** Your goal **
Copy out each line of the data that holds the word "JSON".

* * *

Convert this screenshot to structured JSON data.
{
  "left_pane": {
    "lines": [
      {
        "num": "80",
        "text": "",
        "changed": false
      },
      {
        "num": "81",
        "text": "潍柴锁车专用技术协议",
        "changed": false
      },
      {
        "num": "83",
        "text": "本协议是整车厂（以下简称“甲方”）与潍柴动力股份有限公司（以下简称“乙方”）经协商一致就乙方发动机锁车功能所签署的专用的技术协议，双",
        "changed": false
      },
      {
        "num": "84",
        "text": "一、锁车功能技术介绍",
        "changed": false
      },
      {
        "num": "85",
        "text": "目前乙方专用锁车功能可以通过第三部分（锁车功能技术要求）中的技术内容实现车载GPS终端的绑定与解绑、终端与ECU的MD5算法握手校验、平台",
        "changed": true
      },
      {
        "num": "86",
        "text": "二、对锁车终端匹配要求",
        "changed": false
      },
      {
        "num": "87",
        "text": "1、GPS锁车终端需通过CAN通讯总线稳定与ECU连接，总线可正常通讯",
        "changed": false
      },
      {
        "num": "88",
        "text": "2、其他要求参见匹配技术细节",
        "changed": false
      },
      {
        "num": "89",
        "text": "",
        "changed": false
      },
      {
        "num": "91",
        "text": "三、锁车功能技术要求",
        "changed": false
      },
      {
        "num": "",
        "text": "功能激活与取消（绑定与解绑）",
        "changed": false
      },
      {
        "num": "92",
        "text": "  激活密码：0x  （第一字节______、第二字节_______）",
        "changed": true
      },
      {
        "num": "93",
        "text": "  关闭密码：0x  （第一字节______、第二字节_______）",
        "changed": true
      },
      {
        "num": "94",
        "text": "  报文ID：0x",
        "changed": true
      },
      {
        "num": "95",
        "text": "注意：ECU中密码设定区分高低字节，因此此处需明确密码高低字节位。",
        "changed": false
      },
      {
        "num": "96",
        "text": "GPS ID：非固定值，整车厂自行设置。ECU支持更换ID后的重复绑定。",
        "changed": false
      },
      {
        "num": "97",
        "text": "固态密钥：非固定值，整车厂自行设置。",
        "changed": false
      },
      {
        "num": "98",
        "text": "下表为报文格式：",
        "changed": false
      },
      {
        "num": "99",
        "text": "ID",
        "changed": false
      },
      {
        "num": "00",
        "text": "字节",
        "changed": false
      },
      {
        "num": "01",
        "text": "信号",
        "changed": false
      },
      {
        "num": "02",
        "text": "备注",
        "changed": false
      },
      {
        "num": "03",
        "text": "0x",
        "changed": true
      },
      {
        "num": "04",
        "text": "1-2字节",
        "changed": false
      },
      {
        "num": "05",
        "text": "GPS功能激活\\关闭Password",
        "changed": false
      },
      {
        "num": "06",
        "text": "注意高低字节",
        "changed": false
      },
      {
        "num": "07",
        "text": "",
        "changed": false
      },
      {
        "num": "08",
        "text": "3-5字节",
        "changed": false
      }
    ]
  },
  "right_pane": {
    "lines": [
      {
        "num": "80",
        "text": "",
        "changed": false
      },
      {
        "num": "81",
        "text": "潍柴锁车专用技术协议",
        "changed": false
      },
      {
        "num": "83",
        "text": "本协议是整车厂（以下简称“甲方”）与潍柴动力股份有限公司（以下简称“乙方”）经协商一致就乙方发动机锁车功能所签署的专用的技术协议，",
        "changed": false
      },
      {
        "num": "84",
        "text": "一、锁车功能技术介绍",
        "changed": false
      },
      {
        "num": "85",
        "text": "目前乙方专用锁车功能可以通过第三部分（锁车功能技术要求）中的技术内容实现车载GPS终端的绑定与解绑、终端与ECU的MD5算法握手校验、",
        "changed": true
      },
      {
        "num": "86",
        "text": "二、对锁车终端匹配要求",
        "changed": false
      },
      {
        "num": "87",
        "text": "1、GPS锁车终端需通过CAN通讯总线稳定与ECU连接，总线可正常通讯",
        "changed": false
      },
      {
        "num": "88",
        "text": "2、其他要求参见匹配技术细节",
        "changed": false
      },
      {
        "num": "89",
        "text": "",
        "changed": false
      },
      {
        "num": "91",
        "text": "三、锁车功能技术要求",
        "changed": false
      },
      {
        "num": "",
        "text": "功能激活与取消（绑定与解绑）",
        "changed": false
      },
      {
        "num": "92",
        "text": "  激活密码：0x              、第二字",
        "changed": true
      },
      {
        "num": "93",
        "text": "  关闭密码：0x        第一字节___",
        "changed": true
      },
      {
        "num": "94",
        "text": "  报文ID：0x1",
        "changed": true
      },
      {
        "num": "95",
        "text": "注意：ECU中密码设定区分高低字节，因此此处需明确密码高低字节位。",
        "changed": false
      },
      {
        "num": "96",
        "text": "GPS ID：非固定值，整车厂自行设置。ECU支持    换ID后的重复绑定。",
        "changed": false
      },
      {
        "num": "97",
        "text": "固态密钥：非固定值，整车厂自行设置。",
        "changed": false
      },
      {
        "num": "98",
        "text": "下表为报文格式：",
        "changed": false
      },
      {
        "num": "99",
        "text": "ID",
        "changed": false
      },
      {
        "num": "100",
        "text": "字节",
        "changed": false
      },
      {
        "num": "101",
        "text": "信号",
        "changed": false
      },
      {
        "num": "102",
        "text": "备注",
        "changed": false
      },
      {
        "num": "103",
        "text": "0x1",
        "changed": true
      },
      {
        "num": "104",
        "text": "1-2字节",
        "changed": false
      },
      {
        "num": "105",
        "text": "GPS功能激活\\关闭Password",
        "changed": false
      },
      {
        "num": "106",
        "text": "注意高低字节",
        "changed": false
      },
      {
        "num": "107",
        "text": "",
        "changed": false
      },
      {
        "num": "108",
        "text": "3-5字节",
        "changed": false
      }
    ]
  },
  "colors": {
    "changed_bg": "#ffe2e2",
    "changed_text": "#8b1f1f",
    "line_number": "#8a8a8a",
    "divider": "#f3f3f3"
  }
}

* * *

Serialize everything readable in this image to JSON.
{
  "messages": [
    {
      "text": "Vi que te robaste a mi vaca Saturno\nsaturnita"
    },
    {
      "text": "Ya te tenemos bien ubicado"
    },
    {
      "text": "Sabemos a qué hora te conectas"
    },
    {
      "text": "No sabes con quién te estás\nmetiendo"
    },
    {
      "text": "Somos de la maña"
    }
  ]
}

* * *

** Complete response **
Convert this screenshot to structured JSON data.
Serialize everything readable in this image to JSON.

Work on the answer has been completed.